_Set task_:
Output the records exactly. Include every line.
-------- Data extract --------
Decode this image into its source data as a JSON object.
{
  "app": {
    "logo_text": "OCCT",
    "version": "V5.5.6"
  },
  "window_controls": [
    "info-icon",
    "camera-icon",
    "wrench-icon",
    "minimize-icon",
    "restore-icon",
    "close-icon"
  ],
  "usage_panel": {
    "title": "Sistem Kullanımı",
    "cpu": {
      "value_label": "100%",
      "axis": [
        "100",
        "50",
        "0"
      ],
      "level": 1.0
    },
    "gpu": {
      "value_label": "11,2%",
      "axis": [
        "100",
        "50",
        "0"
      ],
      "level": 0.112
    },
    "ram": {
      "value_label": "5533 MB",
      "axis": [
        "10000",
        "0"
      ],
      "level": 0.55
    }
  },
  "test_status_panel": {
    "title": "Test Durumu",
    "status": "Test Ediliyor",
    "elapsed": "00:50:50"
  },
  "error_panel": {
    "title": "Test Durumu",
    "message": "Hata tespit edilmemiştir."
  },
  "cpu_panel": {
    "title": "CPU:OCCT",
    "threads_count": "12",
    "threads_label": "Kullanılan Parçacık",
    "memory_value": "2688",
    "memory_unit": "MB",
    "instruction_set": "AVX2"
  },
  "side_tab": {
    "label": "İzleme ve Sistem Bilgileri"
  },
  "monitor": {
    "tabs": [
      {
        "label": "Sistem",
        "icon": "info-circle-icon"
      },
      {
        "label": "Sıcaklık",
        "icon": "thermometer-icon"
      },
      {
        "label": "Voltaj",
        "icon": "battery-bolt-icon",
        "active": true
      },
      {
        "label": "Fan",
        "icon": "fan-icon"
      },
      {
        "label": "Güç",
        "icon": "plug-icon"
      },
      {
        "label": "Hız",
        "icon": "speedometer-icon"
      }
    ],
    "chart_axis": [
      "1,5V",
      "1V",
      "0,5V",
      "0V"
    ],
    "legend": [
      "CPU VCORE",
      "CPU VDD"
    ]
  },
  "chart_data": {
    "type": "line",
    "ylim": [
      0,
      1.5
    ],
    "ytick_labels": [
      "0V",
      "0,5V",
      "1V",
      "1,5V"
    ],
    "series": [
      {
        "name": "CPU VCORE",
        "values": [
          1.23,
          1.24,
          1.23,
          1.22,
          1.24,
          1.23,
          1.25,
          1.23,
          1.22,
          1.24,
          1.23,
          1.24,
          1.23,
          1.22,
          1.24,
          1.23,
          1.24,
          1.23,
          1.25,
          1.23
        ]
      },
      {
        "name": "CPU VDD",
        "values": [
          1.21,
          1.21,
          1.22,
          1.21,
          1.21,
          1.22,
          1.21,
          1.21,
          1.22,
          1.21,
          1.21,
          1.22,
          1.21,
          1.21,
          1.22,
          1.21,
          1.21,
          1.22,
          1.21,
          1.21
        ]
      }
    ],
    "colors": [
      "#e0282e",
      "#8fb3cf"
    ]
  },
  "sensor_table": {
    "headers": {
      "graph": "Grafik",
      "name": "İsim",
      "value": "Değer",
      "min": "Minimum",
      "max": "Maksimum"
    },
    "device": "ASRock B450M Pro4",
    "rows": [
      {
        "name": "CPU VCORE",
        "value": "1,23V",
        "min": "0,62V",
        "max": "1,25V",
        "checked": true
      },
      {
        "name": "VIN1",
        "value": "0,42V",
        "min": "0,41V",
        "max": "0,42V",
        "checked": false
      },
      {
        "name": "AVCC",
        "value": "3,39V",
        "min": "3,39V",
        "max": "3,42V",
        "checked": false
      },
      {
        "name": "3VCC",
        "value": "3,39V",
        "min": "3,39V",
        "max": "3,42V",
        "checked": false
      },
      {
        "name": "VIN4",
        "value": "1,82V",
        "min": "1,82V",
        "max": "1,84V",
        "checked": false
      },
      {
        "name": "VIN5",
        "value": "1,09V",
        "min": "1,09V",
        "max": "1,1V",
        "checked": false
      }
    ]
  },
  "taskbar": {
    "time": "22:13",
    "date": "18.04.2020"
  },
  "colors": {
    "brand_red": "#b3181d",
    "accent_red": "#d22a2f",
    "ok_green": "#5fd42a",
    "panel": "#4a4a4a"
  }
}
--------
_Task result_:
Decode this image into its source data as a JSON object.
{
  "app": {
    "logo_text": "OCCT",
    "version": "V5.5.6"
  },
  "window_controls": [
    "info-icon",
    "camera-icon",
    "wrench-icon",
    "minimize-icon",
    "restore-icon",
    "close-icon"
  ],
  "usage_panel": {
    "title": "Sistem Kullanımı",
    "cpu": {
      "value_label": "100%",
      "axis": [
        "100",
        "50",
        "0"
      ],
      "level": 1.0
    },
    "gpu": {
      "value_label": "11,2%",
      "axis": [
        "100",
        "50",
        "0"
      ],
      "level": 0.112
    },
    "ram": {
      "value_label": "5533 MB",
      "axis": [
        "10000",
        "0"
      ],
      "level": 0.55
    }
  },
  "test_status_panel": {
    "title": "Test Durumu",
    "status": "Test Ediliyor",
    "elapsed": "00:50:50"
  },
  "error_panel": {
    "title": "Test Durumu",
    "message": "Hata tespit edilmemiştir."
  },
  "cpu_panel": {
    "title": "CPU:OCCT",
    "threads_count": "12",
    "threads_label": "Kullanılan Parçacık",
    "memory_value": "2688",
    "memory_unit": "MB",
    "instruction_set": "AVX2"
  },
  "side_tab": {
    "label": "İzleme ve Sistem Bilgileri"
  },
  "monitor": {
    "tabs": [
      {
        "label": "Sistem",
        "icon": "info-circle-icon"
      },
      {
        "label": "Sıcaklık",
        "icon": "thermometer-icon"
      },
      {
        "label": "Voltaj",
        "icon": "battery-bolt-icon",
        "active": true
      },
      {
        "label": "Fan",
        "icon": "fan-icon"
      },
      {
        "label": "Güç",
        "icon": "plug-icon"
      },
      {
        "label": "Hız",
        "icon": "speedometer-icon"
      }
    ],
    "chart_axis": [
      "1,5V",
      "1V",
      "0,5V",
      "0V"
    ],
    "legend": [
      "CPU VCORE",
      "CPU VDD"
    ]
  },
  "chart_data": {
    "type": "line",
    "ylim": [
      0,
      1.5
    ],
    "ytick_labels": [
      "0V",
      "0,5V",
      "1V",
      "1,5V"
    ],
    "series": [
      {
        "name": "CPU VCORE",
        "values": [
          1.23,
          1.24,
          1.23,
          1.22,
          1.24,
          1.23,
          1.25,
          1.23,
          1.22,
          1.24,
          1.23,
          1.24,
          1.23,
          1.22,
          1.24,
          1.23,
          1.24,
          1.23,
          1.25,
          1.23
        ]
      },
      {
        "name": "CPU VDD",
        "values": [
          1.21,
          1.21,
          1.22,
          1.21,
          1.21,
          1.22,
          1.21,
          1.21,
          1.22,
          1.21,
          1.21,
          1.22,
          1.21,
          1.21,
          1.22,
          1.21,
          1.21,
          1.22,
          1.21,
          1.21
        ]
      }
    ],
    "colors": [
      "#e0282e",
      "#8fb3cf"
    ]
  },
  "sensor_table": {
    "headers": {
      "graph": "Grafik",
      "name": "İsim",
      "value": "Değer",
      "min": "Minimum",
      "max": "Maksimum"
    },
    "device": "ASRock B450M Pro4",
    "rows": [
      {
        "name": "CPU VCORE",
        "value": "1,23V",
        "min": "0,62V",
        "max": "1,25V",
        "checked": true
      },
      {
        "name": "VIN1",
        "value": "0,42V",
        "min": "0,41V",
        "max": "0,42V",
        "checked": false
      },
      {
        "name": "AVCC",
        "value": "3,39V",
        "min": "3,39V",
        "max": "3,42V",
        "checked": false
      },
      {
        "name": "3VCC",
        "value": "3,39V",
        "min": "3,39V",
        "max": "3,42V",
        "checked": false
      },
      {
        "name": "VIN4",
        "value": "1,82V",
        "min": "1,82V",
        "max": "1,84V",
        "checked": false
      },
      {
        "name": "VIN5",
        "value": "1,09V",
        "min": "1,09V",
        "max": "1,1V",
        "checked": false
      }
    ]
  },
  "taskbar": {
    "time": "22:13",
    "date": "18.04.2020"
  },
  "colors": {
    "brand_red": "#b3181d",
    "accent_red": "#d22a2f",
    "ok_green": "#5fd42a",
    "panel": "#4a4a4a"
  }
}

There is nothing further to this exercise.